- **Set exercise**
Pull out each line of the data that includes the word "image".

— start Given data —

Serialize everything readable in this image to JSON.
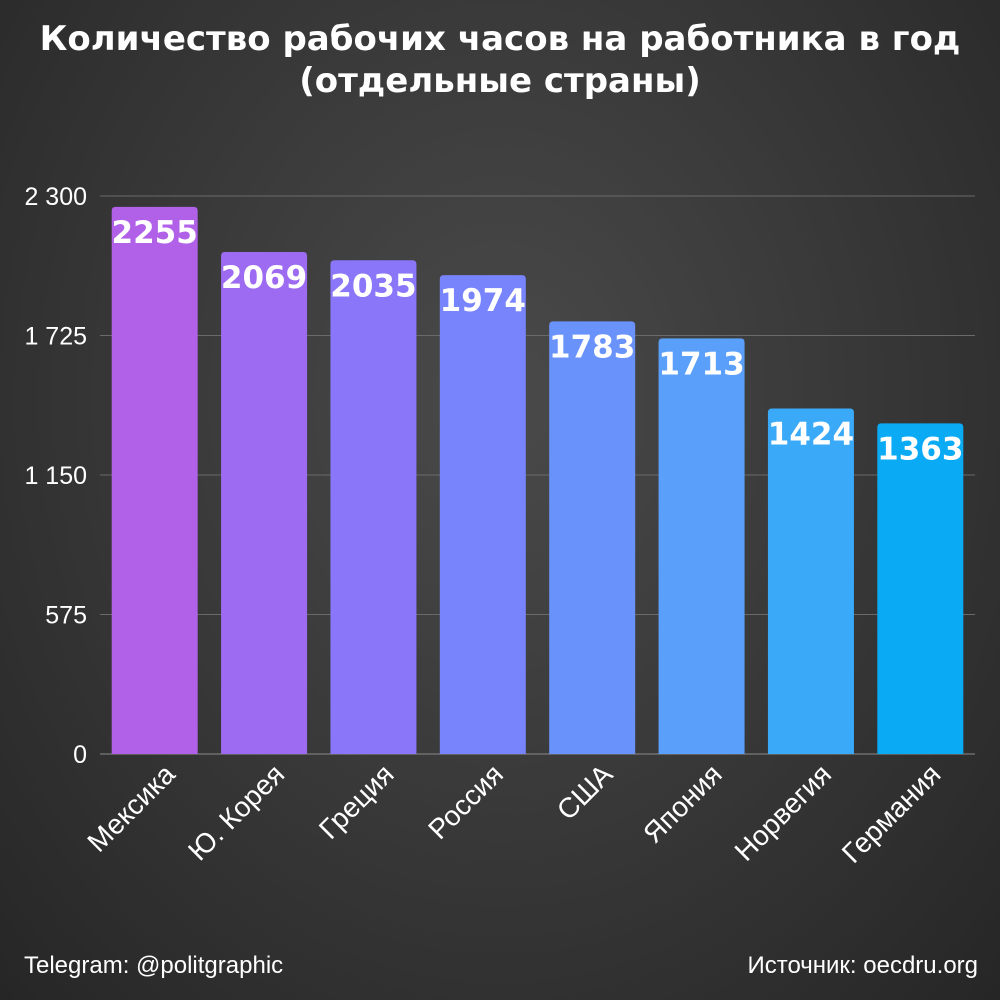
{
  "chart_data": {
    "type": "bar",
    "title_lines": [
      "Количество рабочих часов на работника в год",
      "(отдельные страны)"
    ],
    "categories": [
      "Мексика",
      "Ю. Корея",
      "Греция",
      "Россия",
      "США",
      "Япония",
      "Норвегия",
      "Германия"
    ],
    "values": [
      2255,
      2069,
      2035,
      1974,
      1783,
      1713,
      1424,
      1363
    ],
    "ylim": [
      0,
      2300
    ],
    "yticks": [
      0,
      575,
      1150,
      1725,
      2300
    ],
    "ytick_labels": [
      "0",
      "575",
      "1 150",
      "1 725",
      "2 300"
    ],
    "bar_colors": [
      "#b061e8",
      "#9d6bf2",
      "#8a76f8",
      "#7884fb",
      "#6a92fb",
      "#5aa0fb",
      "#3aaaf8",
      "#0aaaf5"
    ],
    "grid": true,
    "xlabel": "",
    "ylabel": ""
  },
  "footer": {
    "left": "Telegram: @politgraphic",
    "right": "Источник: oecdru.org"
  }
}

— end Given data —
— start Given data —

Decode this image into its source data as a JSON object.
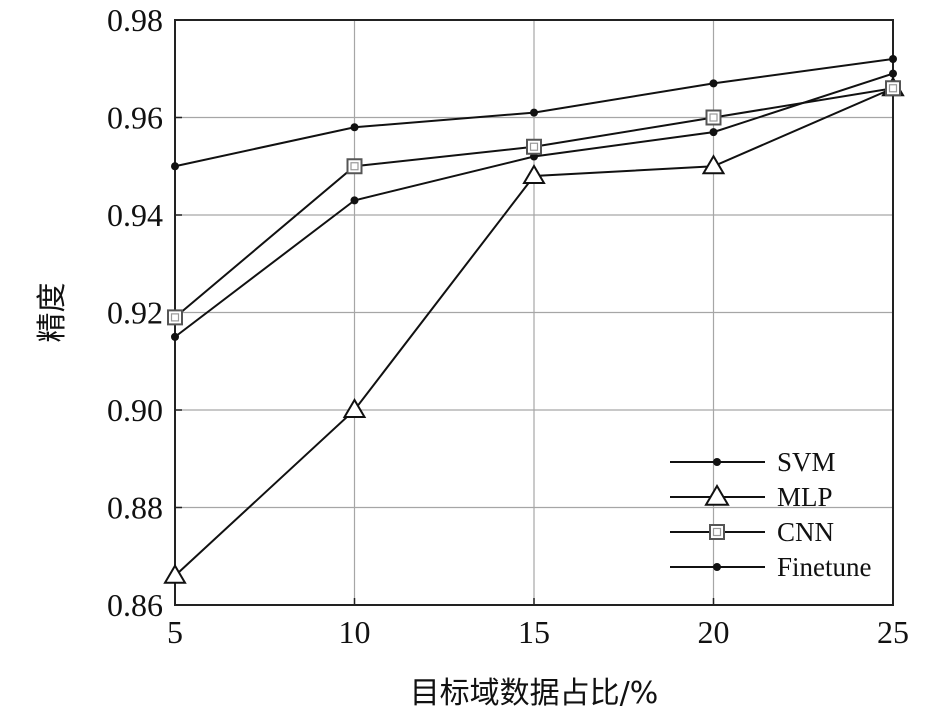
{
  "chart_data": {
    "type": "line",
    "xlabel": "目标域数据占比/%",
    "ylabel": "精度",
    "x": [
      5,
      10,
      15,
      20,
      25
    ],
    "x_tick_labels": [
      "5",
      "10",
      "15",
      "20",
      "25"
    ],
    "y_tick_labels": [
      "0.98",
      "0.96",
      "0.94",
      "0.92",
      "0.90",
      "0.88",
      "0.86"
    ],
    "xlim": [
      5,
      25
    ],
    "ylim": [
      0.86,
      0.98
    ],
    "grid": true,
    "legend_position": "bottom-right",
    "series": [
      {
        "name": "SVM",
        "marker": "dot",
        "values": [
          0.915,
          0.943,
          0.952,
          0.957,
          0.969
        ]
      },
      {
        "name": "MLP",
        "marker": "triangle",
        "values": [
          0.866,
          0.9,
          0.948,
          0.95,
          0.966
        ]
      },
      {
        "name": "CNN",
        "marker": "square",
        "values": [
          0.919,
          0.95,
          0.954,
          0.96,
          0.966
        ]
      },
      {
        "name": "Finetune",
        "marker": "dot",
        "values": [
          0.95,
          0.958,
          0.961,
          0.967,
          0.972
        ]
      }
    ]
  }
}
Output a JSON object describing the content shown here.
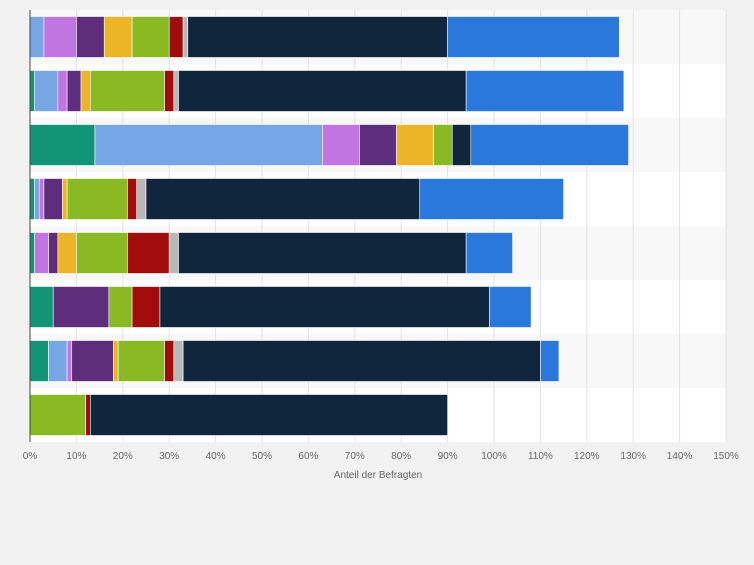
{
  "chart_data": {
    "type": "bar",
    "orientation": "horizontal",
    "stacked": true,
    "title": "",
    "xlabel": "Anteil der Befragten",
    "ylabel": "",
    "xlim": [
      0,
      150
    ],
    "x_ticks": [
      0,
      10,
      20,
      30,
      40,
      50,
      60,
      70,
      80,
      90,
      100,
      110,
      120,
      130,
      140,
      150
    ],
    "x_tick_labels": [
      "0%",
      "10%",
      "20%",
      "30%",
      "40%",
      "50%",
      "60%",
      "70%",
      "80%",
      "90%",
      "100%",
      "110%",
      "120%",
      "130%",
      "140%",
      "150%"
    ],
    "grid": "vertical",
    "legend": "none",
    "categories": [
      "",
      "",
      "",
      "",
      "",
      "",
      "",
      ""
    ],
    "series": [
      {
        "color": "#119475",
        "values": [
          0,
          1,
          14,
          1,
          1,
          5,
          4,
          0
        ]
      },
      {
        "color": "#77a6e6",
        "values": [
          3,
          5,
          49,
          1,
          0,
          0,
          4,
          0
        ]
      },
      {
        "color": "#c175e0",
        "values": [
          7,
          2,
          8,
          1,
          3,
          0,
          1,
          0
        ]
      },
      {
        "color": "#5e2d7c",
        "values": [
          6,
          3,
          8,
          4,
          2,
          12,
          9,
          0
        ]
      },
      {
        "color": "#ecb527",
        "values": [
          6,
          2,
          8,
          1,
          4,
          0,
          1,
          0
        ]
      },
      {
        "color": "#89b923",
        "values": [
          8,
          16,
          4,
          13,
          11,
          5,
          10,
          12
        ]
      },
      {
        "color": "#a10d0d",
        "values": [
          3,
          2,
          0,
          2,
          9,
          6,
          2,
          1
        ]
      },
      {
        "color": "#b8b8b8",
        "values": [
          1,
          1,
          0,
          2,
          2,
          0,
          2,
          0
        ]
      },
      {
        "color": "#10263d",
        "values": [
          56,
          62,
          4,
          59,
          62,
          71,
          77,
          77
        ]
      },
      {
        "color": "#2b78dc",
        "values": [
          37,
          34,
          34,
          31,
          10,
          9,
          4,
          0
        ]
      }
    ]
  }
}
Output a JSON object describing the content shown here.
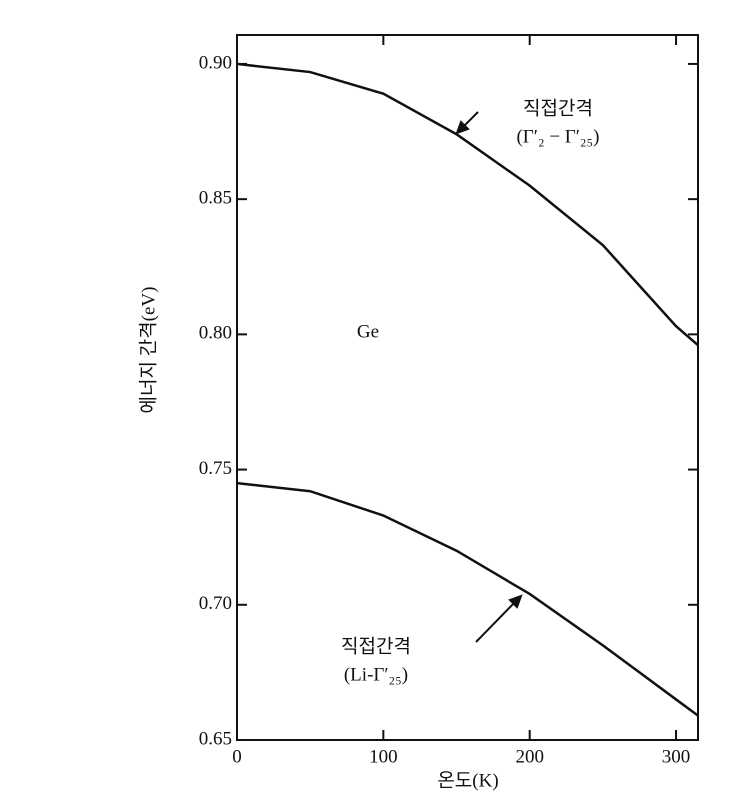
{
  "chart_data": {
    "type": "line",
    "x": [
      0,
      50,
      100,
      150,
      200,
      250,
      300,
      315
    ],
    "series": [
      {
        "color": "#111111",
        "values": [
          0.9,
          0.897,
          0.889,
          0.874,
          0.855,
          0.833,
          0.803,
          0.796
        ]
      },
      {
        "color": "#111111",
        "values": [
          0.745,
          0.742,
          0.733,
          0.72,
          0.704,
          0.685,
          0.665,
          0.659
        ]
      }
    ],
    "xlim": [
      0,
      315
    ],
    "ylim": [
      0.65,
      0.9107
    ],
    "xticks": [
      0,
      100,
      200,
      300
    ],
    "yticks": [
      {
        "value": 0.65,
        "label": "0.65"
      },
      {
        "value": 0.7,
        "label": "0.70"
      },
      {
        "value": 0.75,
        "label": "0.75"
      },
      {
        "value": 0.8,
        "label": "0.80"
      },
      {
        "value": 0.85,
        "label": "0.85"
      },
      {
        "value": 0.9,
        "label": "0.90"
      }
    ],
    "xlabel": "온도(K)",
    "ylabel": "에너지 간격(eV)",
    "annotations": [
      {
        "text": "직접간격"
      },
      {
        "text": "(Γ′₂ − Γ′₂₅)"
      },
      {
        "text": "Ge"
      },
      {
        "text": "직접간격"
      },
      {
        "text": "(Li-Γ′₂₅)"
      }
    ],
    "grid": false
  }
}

— end Given data —
— start Given data —

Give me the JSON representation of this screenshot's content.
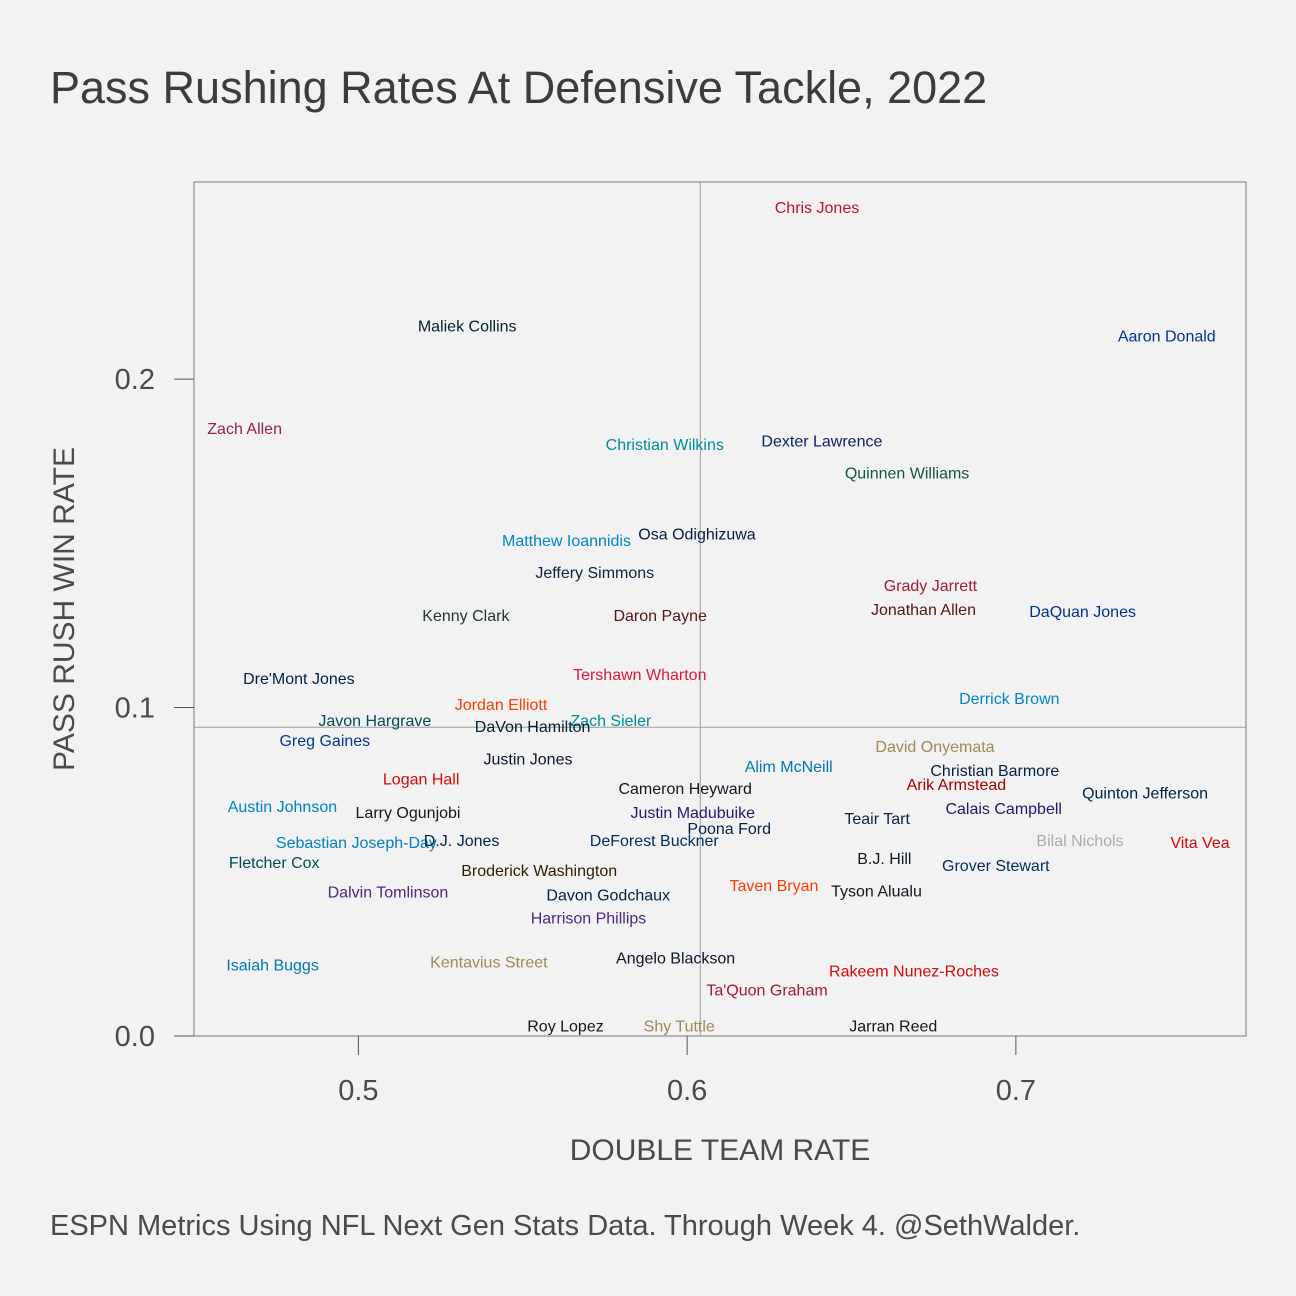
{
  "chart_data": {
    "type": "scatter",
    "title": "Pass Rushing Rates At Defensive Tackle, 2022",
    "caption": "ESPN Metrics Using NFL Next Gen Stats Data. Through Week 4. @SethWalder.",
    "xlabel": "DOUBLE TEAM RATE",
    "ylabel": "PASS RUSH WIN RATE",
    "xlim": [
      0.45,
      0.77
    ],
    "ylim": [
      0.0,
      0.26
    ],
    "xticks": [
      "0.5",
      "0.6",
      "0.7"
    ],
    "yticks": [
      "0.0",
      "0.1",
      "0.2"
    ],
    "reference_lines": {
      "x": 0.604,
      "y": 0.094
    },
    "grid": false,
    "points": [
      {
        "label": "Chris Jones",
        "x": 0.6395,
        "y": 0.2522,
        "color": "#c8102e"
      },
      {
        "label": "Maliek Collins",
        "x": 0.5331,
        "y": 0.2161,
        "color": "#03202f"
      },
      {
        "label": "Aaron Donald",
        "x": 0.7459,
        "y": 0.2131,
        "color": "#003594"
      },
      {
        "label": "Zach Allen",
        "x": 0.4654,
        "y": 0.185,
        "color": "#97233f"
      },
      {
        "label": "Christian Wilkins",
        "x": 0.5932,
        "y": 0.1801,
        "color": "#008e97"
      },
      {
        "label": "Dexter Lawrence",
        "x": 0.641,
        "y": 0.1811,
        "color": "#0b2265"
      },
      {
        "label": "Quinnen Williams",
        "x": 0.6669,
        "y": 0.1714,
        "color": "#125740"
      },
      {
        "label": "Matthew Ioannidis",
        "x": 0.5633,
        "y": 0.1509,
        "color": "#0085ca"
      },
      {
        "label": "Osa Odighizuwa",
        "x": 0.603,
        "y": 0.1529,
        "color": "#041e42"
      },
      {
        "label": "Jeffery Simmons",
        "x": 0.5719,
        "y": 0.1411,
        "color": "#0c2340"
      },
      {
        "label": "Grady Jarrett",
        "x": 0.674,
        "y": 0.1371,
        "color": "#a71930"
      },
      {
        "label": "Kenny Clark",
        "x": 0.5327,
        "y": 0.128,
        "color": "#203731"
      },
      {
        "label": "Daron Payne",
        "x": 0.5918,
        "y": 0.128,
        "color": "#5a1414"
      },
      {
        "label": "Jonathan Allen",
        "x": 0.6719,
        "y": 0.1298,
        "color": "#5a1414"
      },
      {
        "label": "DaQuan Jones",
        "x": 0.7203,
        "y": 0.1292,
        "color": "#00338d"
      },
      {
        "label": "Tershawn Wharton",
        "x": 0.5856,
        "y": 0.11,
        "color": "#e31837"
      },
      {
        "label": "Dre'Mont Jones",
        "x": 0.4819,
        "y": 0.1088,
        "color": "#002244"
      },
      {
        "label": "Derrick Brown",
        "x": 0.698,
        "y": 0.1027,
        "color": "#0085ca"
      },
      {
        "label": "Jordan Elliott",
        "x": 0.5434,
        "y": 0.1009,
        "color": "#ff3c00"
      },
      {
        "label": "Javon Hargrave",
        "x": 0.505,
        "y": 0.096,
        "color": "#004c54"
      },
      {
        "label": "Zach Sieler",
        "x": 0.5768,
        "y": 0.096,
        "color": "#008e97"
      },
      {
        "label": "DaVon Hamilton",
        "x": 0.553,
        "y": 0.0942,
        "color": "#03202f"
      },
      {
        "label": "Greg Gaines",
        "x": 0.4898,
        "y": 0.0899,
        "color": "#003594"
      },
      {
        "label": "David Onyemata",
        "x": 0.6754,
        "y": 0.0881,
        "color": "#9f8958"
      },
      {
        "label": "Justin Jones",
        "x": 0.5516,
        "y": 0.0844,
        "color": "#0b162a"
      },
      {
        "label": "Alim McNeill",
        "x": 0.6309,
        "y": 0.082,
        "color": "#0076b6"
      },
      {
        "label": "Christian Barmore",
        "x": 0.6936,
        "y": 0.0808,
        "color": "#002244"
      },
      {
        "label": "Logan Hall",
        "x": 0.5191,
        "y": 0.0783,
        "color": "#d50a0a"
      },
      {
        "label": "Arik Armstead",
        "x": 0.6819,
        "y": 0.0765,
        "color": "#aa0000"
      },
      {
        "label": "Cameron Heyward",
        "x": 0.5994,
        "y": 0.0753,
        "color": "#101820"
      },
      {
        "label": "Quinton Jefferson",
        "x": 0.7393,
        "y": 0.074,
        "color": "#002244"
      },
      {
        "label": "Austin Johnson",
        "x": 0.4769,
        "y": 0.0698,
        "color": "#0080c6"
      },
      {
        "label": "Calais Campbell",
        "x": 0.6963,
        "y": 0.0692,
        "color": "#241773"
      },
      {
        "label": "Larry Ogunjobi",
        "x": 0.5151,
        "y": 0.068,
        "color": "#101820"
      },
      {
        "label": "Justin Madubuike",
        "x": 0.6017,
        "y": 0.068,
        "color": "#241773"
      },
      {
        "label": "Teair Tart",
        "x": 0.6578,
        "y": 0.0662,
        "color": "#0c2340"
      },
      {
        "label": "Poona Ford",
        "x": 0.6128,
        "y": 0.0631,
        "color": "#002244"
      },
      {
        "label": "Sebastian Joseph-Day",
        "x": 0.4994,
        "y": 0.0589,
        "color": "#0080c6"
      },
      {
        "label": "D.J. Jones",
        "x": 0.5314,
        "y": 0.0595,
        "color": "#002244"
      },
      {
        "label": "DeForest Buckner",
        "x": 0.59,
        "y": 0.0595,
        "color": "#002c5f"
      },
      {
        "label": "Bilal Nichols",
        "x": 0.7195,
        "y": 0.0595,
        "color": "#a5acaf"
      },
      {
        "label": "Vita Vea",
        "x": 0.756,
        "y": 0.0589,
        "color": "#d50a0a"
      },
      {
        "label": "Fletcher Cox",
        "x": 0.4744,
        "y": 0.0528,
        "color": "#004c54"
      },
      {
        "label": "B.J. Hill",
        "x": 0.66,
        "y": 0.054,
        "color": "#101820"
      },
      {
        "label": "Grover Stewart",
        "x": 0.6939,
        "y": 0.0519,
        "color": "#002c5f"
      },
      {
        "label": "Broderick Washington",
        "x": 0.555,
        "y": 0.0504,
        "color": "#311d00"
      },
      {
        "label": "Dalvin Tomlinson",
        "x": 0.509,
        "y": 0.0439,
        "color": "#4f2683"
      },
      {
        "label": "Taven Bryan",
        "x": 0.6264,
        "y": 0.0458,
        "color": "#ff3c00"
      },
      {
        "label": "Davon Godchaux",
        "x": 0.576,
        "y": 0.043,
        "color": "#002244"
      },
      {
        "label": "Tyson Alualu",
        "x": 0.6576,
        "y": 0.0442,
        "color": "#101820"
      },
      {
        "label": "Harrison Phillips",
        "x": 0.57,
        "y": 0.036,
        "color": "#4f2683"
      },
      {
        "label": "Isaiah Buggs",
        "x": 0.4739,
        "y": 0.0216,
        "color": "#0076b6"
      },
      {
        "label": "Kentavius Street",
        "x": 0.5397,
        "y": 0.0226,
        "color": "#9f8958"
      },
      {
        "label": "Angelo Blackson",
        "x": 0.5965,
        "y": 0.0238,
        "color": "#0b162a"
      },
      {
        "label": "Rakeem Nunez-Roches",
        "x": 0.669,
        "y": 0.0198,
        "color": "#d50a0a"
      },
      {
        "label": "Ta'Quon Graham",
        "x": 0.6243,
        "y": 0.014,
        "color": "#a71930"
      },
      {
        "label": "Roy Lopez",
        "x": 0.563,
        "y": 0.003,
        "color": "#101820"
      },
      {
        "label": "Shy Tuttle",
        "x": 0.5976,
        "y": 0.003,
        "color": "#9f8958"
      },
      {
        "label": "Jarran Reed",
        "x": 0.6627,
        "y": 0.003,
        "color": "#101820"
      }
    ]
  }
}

— end Given data —

- **Reply**
Serialize everything readable in this image to JSON.
Decode this image into its source data as a JSON object.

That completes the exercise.